GOAL OF THE EXERCISE
List the lines of this listing that hold the word "theo".

Stored entries
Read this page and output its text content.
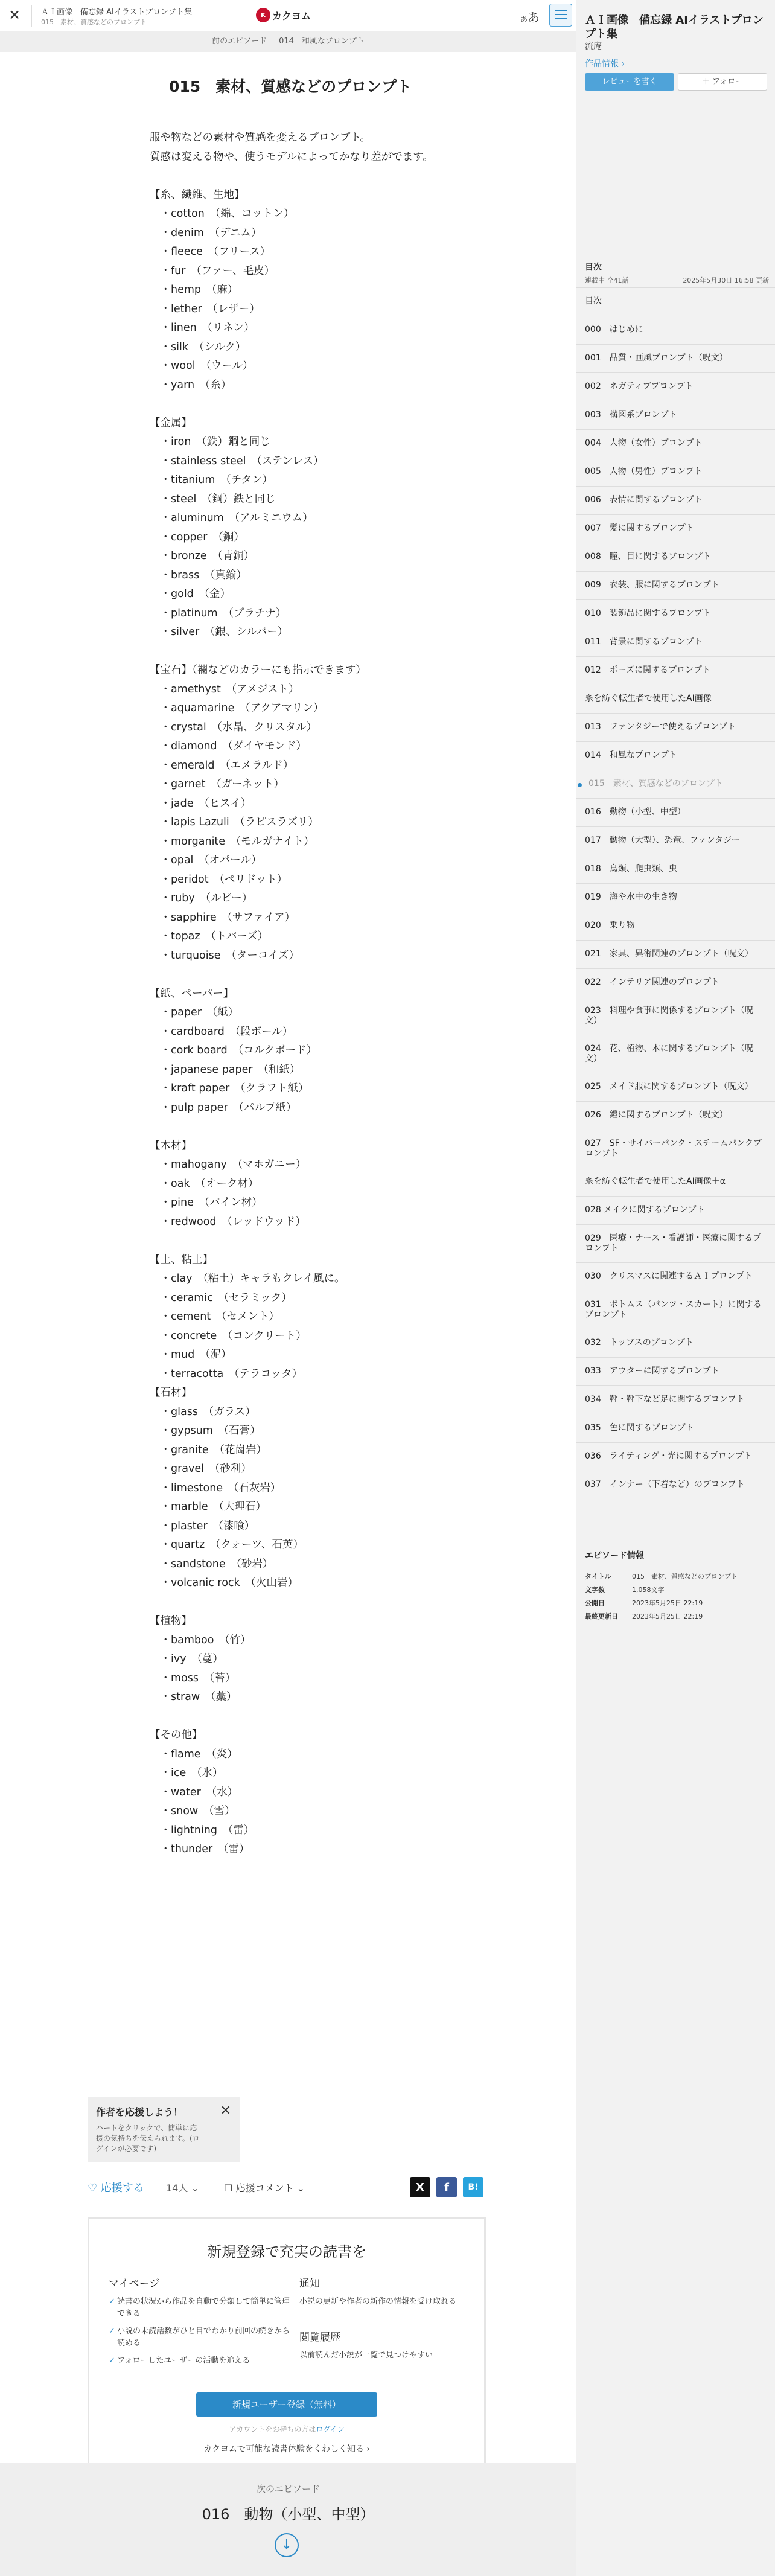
✕	ＡＩ画像　備忘録 AIイラストプロンプト集
015　素材、質感などのプロンプト
K カクヨム	ああ
前のエピソード 014　和風なプロンプト
015　素材、質感などのプロンプト
服や物などの素材や質感を変えるプロンプト。
質感は変える物や、使うモデルによってかなり差がでます。
【糸、繊維、生地】
　・cotton　（綿、コットン）
　・denim　（デニム）
　・fleece　（フリース）
　・fur　（ファー、毛皮）
　・hemp　（麻）
　・lether　（レザー）
　・linen　（リネン）
　・silk　（シルク）
　・wool　（ウール）
　・yarn　（糸）
【金属】
　・iron　（鉄）鋼と同じ
　・stainless steel　（ステンレス）
　・titanium　（チタン）
　・steel　（鋼）鉄と同じ
　・aluminum　（アルミニウム）
　・copper　（銅）
　・bronze　（青銅）
　・brass　（真鍮）
　・gold　（金）
　・platinum　（プラチナ）
　・silver　（銀、シルバー）
【宝石】（襴などのカラーにも指示できます）
　・amethyst　（アメジスト）
　・aquamarine　（アクアマリン）
　・crystal　（水晶、クリスタル）
　・diamond　（ダイヤモンド）
　・emerald　（エメラルド）
　・garnet　（ガーネット）
　・jade　（ヒスイ）
　・lapis Lazuli　（ラピスラズリ）
　・morganite　（モルガナイト）
　・opal　（オパール）
　・peridot　（ペリドット）
　・ruby　（ルビー）
　・sapphire　（サファイア）
　・topaz　（トパーズ）
　・turquoise　（ターコイズ）
【紙、ペーパー】
　・paper　（紙）
　・cardboard　（段ボール）
　・cork board　（コルクボード）
　・japanese paper　（和紙）
　・kraft paper　（クラフト紙）
　・pulp paper　（パルプ紙）
【木材】
　・mahogany　（マホガニー）
　・oak　（オーク材）
　・pine　（パイン材）
　・redwood　（レッドウッド）
【土、粘土】
　・clay　（粘土）キャラもクレイ風に。
　・ceramic　（セラミック）
　・cement　（セメント）
　・concrete　（コンクリート）
　・mud　（泥）
　・terracotta　（テラコッタ）
【石材】
　・glass　（ガラス）
　・gypsum　（石膏）
　・granite　（花崗岩）
　・gravel　（砂利）
　・limestone　（石灰岩）
　・marble　（大理石）
　・plaster　（漆喰）
　・quartz　（クォーツ、石英）
　・sandstone　（砂岩）
　・volcanic rock　（火山岩）
【植物】
　・bamboo　（竹）
　・ivy　（蔓）
　・moss　（苔）
　・straw　（藁）
【その他】
　・flame　（炎）
　・ice　（氷）
　・water　（水）
　・snow　（雪）
　・lightning　（雷）
　・thunder　（雷）
作者を応援しよう！

ハートをクリックで、簡単に応
援の気持ちを伝えられます。(ロ
グインが必要です)

✕
♡ 応援する 14人 ⌄	☐ 応援コメント ⌄	X	f	B!
新規登録で充実の読書を
マイページ
✓ 読書の状況から作品を自動で分類して簡単に管理できる
✓ 小説の未読話数がひと目でわかり前回の続きから読める
✓ フォローしたユーザーの活動を追える
通知

小説の更新や作者の新作の情報を受け取れる

閲覧履歴

以前読んだ小説が一覧で見つけやすい

新規ユーザー登録（無料）
アカウントをお持ちの方はログイン
カクヨムで可能な読書体験をくわしく知る ›
次のエピソード
016　動物（小型、中型）
↓
ＡＩ画像　備忘録 AIイラストプロンプト集
流庵
作品情報 ›
レビューを書く	＋ フォロー
目次
連載中 全41話	2025年5月30日 16:58 更新
目次
000　はじめに
001　品質・画風プロンプト（呪文）
002　ネガティブプロンプト
003　構図系プロンプト
004　人物（女性）プロンプト
005　人物（男性）プロンプト
006　表情に関するプロンプト
007　髪に関するプロンプト
008　瞳、目に関するプロンプト
009　衣装、服に関するプロンプト
010　装飾品に関するプロンプト
011　背景に関するプロンプト
012　ポーズに関するプロンプト
糸を紡ぐ転生者で使用したAI画像
013　ファンタジーで使えるプロンプト
014　和風なプロンプト
015　素材、質感などのプロンプト
016　動物（小型、中型）
017　動物（大型）、恐竜、ファンタジー
018　鳥類、爬虫類、虫
019　海や水中の生き物
020　乗り物
021　家具、異術関連のプロンプト（呪文）
022　インテリア関連のプロンプト
023　料理や食事に関係するプロンプト（呪文）
024　花、植物、木に関するプロンプト（呪文）
025　メイド服に関するプロンプト（呪文）
026　鎧に関するプロンプト（呪文）
027　SF・サイバーパンク・スチームパンクプロンプト
糸を紡ぐ転生者で使用したAI画像＋α
028 メイクに関するプロンプト
029　医療・ナース・看護師・医療に関するプロンプト
030　クリスマスに関連するＡＩプロンプト
031　ボトムス（パンツ・スカート）に関するプロンプト
032　トップスのプロンプト
033　アウターに関するプロンプト
034　靴・靴下など足に関するプロンプト
035　色に関するプロンプト
036　ライティング・光に関するプロンプト
037　インナー（下着など）のプロンプト
エピソード情報
タイトル	015　素材、質感などのプロンプト
文字数	1,058文字
公開日	2023年5月25日 22:19
最終更新日	2023年5月25日 22:19
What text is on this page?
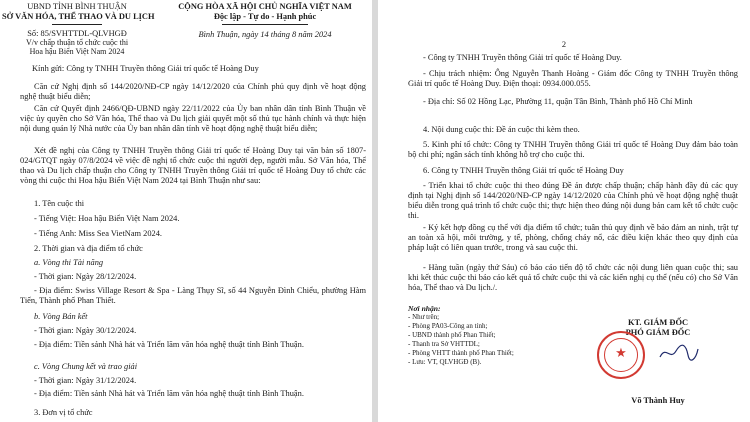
UBND TỈNH BÌNH THUẬN
SỞ VĂN HÓA, THỂ THAO VÀ DU LỊCH
Số: 85/SVHTTDL-QLVHGĐ
V/v chấp thuận tổ chức cuộc thi
Hoa hậu Biển Việt Nam 2024
CỘNG HÒA XÃ HỘI CHỦ NGHĨA VIỆT NAM
Độc lập - Tự do - Hạnh phúc
Bình Thuận, ngày 14 tháng 8 năm 2024
Kính gửi: Công ty TNHH Truyền thông Giải trí quốc tế Hoàng Duy
Căn cứ Nghị định số 144/2020/NĐ-CP ngày 14/12/2020 của Chính phủ quy định về hoạt động nghệ thuật biểu diễn;
Căn cứ Quyết định 2466/QĐ-UBND ngày 22/11/2022 của Ủy ban nhân dân tỉnh Bình Thuận về việc ủy quyền cho Sở Văn hóa, Thể thao và Du lịch giải quyết một số thủ tục hành chính và thực hiện nội dung quản lý Nhà nước của Ủy ban nhân dân tỉnh về hoạt động nghệ thuật biểu diễn;
Xét đề nghị của Công ty TNHH Truyền thông Giải trí quốc tế Hoàng Duy tại văn bản số 1807-024/GTQT ngày 07/8/2024 về việc đề nghị tổ chức cuộc thi người đẹp, người mẫu. Sở Văn hóa, Thể thao và Du lịch chấp thuận cho Công ty TNHH Truyền thông Giải trí quốc tế Hoàng Duy tổ chức các vòng thi cuộc thi Hoa hậu Biển Việt Nam 2024 tại Bình Thuận như sau:
1. Tên cuộc thi
- Tiếng Việt: Hoa hậu Biển Việt Nam 2024.
- Tiếng Anh: Miss Sea VietNam 2024.
2. Thời gian và địa điểm tổ chức
a. Vòng thi Tài năng
- Thời gian: Ngày 28/12/2024.
- Địa điểm: Swiss Village Resort & Spa - Làng Thụy Sĩ, số 44 Nguyễn Đình Chiểu, phường Hàm Tiến, Thành phố Phan Thiết.
b. Vòng Bán kết
- Thời gian: Ngày 30/12/2024.
- Địa điểm: Tiền sảnh Nhà hát và Triển lãm văn hóa nghệ thuật tỉnh Bình Thuận.
c. Vòng Chung kết và trao giải
- Thời gian: Ngày 31/12/2024.
- Địa điểm: Tiền sảnh Nhà hát và Triển lãm văn hóa nghệ thuật tỉnh Bình Thuận.
3. Đơn vị tổ chức
2
- Công ty TNHH Truyền thông Giải trí quốc tế Hoàng Duy.
- Chịu trách nhiệm: Ông Nguyễn Thanh Hoàng - Giám đốc Công ty TNHH Truyền thông Giải trí quốc tế Hoàng Duy. Điện thoại: 0934.000.055.
- Địa chỉ: Số 02 Hồng Lạc, Phường 11, quận Tân Bình, Thành phố Hồ Chí Minh
4. Nội dung cuộc thi: Đề án cuộc thi kèm theo.
5. Kinh phí tổ chức: Công ty TNHH Truyền thông Giải trí quốc tế Hoàng Duy đảm bảo toàn bộ chi phí; ngân sách tỉnh không hỗ trợ cho cuộc thi.
6. Công ty TNHH Truyền thông Giải trí quốc tế Hoàng Duy
- Triển khai tổ chức cuộc thi theo đúng Đề án được chấp thuận; chấp hành đầy đủ các quy định tại Nghị định số 144/2020/NĐ-CP ngày 14/12/2020 của Chính phủ về hoạt động nghệ thuật biểu diễn trong quá trình tổ chức cuộc thi; thực hiện theo đúng nội dung bản cam kết tổ chức cuộc thi.
- Ký kết hợp đồng cụ thể với địa điểm tổ chức; tuân thủ quy định về bảo đảm an ninh, trật tự an toàn xã hội, môi trường, y tế, phòng, chống cháy nổ, các điều kiện khác theo quy định của pháp luật có liên quan trước, trong và sau cuộc thi.
- Hàng tuần (ngày thứ Sáu) có báo cáo tiến độ tổ chức các nội dung liên quan cuộc thi; sau khi kết thúc cuộc thi báo cáo kết quả tổ chức cuộc thi và các kiến nghị cụ thể (nếu có) cho Sở Văn hóa, Thể thao và Du lịch./.
Nơi nhận:
- Như trên;
- Phòng PA03-Công an tỉnh;
- UBND thành phố Phan Thiết;
- Thanh tra Sở VHTTDL;
- Phòng VHTT thành phố Phan Thiết;
- Lưu: VT, QLVHGĐ (B).
KT. GIÁM ĐỐC
PHÓ GIÁM ĐỐC
★
Võ Thành Huy
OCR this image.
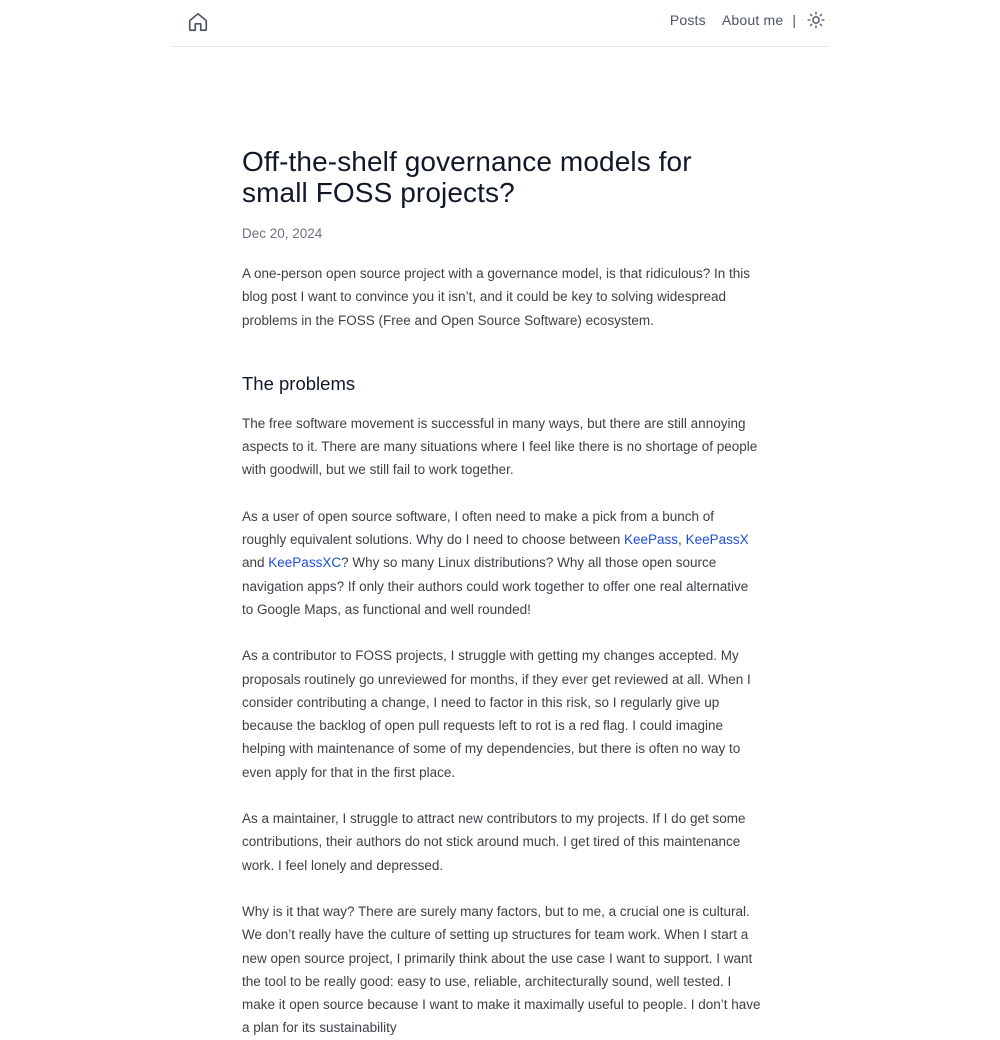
Posts About me |
Off-the-shelf governance models for small FOSS projects?
Dec 20, 2024

A one-person open source project with a governance model, is that ridiculous? In this blog post I want to convince you it isn’t, and it could be key to solving widespread problems in the FOSS (Free and Open Source Software) ecosystem.

The problems

The free software movement is successful in many ways, but there are still annoying aspects to it. There are many situations where I feel like there is no shortage of people with goodwill, but we still fail to work together.

As a user of open source software, I often need to make a pick from a bunch of roughly equivalent solutions. Why do I need to choose between KeePass, KeePassX and KeePassXC? Why so many Linux distributions? Why all those open source navigation apps? If only their authors could work together to offer one real alternative to Google Maps, as functional and well rounded!

As a contributor to FOSS projects, I struggle with getting my changes accepted. My proposals routinely go unreviewed for months, if they ever get reviewed at all. When I consider contributing a change, I need to factor in this risk, so I regularly give up because the backlog of open pull requests left to rot is a red flag. I could imagine helping with maintenance of some of my dependencies, but there is often no way to even apply for that in the first place.

As a maintainer, I struggle to attract new contributors to my projects. If I do get some contributions, their authors do not stick around much. I get tired of this maintenance work. I feel lonely and depressed.

Why is it that way? There are surely many factors, but to me, a crucial one is cultural. We don’t really have the culture of setting up structures for team work. When I start a new open source project, I primarily think about the use case I want to support. I want the tool to be really good: easy to use, reliable, architecturally sound, well tested. I make it open source because I want to make it maximally useful to people. I don’t have a plan for its sustainability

REPLY
4. Nội dung cuộc thi: Đề án cuộc thi kèm theo.
- Triển khai tổ chức cuộc thi theo đúng Đề án được chấp thuận; chấp hành đầy đủ các quy định tại Nghị định số 144/2020/NĐ-CP ngày 14/12/2020 của Chính phủ về hoạt động nghệ thuật biểu diễn trong quá trình tổ chức cuộc thi; thực hiện theo đúng nội dung bản cam kết tổ chức cuộc thi.
- Ký kết hợp đồng cụ thể với địa điểm tổ chức; tuân thủ quy định về bảo đảm an ninh, trật tự an toàn xã hội, môi trường, y tế, phòng, chống cháy nổ, các điều kiện khác theo quy định của pháp luật có liên quan trước, trong và sau cuộc thi.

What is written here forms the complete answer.